[Start of SOURCE RECORDS]

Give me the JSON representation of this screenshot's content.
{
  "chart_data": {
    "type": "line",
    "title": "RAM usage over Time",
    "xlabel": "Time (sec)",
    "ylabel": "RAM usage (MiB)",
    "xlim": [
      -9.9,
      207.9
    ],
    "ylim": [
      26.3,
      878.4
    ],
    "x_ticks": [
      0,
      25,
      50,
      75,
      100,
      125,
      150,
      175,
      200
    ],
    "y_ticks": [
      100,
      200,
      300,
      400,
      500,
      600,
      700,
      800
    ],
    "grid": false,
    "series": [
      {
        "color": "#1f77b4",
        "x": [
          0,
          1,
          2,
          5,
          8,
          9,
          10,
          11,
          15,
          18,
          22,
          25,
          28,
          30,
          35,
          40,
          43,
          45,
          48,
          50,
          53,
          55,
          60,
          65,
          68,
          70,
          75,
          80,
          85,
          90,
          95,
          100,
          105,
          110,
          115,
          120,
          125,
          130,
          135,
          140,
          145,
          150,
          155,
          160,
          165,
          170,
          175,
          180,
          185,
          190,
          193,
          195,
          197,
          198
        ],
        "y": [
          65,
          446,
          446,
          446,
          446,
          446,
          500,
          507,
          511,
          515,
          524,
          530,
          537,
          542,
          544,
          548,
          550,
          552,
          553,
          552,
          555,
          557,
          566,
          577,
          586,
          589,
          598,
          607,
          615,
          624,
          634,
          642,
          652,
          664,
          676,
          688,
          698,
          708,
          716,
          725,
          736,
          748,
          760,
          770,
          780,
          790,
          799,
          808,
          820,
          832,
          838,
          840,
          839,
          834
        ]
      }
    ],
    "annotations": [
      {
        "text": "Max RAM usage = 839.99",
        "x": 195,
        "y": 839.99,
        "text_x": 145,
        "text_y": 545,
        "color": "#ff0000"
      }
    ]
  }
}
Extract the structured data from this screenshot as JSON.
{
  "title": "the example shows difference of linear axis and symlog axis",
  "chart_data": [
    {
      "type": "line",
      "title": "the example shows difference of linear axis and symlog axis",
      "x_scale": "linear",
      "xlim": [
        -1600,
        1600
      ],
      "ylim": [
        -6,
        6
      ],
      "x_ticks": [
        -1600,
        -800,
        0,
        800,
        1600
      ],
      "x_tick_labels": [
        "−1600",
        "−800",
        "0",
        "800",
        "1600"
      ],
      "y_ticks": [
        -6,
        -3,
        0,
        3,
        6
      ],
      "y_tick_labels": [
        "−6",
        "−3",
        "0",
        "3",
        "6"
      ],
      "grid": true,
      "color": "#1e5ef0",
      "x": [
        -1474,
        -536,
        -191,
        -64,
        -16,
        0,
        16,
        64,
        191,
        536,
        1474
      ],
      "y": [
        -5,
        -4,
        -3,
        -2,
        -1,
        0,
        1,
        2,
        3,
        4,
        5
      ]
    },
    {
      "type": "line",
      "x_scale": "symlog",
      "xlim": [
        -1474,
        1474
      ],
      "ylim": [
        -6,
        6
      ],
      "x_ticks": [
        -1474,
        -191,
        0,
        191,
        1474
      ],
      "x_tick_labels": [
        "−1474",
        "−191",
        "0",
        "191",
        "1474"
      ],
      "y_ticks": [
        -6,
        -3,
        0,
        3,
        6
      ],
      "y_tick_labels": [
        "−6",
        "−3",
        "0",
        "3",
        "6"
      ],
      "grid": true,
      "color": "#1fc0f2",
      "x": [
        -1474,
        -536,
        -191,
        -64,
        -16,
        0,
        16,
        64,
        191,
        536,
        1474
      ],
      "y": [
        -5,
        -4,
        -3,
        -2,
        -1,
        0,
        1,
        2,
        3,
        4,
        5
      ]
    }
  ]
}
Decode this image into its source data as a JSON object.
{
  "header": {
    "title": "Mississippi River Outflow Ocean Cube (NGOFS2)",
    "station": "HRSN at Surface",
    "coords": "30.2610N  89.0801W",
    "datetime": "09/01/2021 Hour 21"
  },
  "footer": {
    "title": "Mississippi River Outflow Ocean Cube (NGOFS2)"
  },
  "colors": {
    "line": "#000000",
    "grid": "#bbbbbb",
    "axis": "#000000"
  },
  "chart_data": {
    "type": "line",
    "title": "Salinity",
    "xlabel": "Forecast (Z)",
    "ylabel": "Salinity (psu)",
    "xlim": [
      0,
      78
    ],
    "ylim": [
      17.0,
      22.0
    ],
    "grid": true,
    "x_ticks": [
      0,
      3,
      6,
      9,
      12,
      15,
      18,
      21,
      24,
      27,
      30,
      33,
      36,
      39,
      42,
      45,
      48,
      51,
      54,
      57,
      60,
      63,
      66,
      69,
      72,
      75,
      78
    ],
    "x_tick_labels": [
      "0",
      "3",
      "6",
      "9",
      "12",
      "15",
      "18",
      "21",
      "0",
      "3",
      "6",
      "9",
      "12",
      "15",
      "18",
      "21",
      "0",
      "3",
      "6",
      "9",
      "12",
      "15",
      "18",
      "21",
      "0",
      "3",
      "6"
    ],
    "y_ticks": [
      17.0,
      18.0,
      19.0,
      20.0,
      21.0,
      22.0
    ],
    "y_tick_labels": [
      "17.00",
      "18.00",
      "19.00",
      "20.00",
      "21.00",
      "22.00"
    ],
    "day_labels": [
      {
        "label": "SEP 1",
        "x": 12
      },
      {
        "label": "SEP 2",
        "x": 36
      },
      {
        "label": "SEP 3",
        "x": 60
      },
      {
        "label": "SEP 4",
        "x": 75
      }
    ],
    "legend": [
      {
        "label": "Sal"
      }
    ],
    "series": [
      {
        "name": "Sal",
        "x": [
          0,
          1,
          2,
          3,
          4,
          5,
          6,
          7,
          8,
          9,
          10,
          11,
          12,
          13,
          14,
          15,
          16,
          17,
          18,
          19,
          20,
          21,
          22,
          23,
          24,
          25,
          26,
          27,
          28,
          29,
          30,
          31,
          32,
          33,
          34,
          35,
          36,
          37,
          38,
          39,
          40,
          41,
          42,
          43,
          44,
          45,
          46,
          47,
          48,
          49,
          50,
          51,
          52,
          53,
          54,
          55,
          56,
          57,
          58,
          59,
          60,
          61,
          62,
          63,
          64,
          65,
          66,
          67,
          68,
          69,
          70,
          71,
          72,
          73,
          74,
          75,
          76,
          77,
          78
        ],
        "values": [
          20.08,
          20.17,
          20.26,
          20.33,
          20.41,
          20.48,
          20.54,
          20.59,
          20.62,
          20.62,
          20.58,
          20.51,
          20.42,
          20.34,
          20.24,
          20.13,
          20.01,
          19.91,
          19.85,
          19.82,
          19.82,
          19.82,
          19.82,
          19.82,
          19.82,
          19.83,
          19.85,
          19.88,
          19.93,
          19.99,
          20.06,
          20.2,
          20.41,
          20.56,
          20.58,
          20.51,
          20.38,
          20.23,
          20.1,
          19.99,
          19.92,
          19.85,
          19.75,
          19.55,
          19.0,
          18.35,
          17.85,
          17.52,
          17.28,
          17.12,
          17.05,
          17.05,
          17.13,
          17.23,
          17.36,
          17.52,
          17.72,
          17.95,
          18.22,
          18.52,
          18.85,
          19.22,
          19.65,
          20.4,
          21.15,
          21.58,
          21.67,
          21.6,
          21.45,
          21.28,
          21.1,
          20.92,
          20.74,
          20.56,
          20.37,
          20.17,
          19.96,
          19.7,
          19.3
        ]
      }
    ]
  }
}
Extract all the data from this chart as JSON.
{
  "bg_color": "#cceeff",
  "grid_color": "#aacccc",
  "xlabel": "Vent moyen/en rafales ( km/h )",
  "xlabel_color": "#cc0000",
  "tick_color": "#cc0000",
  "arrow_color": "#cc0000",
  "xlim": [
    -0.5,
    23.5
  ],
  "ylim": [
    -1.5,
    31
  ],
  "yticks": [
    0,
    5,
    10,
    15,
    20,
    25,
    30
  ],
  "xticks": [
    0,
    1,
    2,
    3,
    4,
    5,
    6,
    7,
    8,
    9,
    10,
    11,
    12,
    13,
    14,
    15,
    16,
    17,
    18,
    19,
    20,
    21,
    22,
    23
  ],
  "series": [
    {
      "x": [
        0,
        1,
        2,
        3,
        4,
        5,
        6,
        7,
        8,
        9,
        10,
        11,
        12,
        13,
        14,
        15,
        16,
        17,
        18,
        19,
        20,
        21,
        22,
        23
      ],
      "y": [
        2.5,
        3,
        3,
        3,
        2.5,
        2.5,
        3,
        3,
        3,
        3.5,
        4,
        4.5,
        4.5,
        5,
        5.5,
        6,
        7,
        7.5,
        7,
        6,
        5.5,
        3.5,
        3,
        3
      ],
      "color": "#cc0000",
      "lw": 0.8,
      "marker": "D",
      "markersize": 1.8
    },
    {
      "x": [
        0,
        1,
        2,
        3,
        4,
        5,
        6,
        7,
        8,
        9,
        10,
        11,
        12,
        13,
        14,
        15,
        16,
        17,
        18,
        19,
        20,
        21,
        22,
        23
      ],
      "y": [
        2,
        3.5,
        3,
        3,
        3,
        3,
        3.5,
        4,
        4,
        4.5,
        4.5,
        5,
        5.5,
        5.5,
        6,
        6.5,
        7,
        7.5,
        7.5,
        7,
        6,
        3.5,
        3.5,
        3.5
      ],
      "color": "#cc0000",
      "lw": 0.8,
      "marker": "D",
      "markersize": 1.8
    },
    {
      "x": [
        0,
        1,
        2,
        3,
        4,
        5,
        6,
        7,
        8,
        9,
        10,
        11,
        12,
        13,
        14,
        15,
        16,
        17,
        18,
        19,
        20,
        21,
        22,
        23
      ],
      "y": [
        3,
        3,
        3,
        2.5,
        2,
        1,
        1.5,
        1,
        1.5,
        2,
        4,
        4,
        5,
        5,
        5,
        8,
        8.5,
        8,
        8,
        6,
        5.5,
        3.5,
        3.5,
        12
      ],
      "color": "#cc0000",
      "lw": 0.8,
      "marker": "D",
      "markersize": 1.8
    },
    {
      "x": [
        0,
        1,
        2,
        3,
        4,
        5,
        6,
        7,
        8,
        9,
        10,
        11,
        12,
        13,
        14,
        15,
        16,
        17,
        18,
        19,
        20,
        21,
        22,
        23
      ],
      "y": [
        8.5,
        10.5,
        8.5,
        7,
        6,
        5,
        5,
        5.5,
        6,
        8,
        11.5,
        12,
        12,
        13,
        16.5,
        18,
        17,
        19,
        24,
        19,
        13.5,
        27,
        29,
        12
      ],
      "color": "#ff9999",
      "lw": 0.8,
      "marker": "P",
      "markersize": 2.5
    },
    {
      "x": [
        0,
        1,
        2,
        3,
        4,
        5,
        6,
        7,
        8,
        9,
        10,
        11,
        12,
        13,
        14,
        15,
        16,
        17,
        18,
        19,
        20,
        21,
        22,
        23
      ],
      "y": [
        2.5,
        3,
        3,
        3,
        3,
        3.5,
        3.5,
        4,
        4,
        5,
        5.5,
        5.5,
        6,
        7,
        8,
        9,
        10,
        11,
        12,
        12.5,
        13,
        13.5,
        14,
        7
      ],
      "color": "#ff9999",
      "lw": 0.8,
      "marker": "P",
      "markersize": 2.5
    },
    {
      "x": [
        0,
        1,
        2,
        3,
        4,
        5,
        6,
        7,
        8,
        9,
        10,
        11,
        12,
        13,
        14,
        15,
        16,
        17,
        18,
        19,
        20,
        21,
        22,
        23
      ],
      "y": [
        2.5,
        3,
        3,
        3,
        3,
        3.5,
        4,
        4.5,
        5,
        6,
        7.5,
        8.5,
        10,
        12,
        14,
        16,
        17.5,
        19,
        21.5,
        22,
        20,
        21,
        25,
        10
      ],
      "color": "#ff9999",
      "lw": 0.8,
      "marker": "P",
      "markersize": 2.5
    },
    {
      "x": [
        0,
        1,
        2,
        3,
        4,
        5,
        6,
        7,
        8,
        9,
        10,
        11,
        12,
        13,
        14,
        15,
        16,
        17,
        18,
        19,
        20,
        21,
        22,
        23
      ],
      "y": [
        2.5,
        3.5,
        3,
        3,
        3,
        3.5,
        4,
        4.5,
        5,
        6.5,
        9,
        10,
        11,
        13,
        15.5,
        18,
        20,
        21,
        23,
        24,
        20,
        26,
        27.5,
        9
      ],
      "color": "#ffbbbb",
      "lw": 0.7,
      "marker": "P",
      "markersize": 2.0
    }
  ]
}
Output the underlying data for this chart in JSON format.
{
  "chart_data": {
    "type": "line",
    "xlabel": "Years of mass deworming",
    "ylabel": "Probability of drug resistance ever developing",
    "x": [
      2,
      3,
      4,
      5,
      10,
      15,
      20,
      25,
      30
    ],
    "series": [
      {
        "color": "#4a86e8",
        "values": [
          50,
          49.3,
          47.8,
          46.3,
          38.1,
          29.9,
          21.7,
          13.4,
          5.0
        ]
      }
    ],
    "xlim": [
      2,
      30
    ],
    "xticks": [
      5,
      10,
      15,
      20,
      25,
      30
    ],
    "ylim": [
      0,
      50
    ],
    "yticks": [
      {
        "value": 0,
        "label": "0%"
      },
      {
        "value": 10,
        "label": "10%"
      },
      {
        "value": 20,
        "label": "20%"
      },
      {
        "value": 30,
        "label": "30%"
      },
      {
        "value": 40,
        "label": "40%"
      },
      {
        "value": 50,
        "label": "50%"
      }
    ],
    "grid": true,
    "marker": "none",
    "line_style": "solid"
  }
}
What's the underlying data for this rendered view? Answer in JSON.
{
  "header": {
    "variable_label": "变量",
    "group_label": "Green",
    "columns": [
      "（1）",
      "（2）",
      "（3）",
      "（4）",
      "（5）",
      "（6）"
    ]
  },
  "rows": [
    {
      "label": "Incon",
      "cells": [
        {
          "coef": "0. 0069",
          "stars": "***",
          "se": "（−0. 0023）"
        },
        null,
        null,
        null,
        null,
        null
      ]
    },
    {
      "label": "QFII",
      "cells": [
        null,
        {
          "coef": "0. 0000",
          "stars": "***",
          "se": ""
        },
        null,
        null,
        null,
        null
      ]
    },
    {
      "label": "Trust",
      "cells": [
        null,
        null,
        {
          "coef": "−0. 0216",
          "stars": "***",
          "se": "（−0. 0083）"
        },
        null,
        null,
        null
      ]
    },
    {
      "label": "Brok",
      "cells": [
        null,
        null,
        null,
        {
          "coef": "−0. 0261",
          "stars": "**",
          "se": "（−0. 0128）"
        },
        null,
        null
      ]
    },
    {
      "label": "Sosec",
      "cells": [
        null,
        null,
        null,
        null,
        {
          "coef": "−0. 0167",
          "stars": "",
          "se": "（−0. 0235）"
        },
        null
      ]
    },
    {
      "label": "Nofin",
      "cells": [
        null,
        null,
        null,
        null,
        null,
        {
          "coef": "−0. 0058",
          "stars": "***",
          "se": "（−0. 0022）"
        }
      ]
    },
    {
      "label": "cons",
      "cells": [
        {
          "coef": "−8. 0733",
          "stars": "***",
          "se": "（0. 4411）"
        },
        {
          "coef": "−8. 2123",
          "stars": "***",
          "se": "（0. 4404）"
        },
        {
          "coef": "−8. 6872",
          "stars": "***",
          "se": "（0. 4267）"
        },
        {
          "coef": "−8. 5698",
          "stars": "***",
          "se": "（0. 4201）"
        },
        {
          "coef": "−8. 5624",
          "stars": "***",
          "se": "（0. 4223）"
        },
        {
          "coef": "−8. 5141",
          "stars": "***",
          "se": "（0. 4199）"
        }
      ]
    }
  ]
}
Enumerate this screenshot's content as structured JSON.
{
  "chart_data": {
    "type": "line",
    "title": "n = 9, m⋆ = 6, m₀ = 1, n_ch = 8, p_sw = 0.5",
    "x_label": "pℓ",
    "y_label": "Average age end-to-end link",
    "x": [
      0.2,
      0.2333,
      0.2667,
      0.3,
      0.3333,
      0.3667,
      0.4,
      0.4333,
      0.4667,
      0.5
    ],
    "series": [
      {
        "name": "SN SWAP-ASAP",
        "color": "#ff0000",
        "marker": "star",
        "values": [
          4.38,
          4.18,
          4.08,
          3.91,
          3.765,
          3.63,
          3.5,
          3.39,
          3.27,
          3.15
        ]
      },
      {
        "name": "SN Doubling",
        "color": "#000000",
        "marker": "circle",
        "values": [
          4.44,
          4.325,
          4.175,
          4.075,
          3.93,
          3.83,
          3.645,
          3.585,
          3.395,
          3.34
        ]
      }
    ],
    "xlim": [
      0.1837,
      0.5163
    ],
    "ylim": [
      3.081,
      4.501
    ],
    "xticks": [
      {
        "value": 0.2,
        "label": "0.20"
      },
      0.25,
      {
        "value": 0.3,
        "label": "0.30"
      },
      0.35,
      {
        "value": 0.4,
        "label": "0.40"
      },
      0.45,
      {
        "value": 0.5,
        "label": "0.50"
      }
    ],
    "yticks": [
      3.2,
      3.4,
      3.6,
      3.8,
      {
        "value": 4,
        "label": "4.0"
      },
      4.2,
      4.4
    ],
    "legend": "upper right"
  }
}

[End of SOURCE RECORDS]

■ WRITTEN REQUEST: In the records above, collect each line with "title".

■ CORRECT ANSWER:
    "title": "RAM usage over Time",
  "title": "the example shows difference of linear axis and symlog axis",
      "title": "the example shows difference of linear axis and symlog axis",
    "title": "Mississippi River Outflow Ocean Cube (NGOFS2)",
    "title": "Mississippi River Outflow Ocean Cube (NGOFS2)"
    "title": "Salinity",
    "title": "n = 9, m⋆ = 6, m₀ = 1, n_ch = 8, p_sw = 0.5",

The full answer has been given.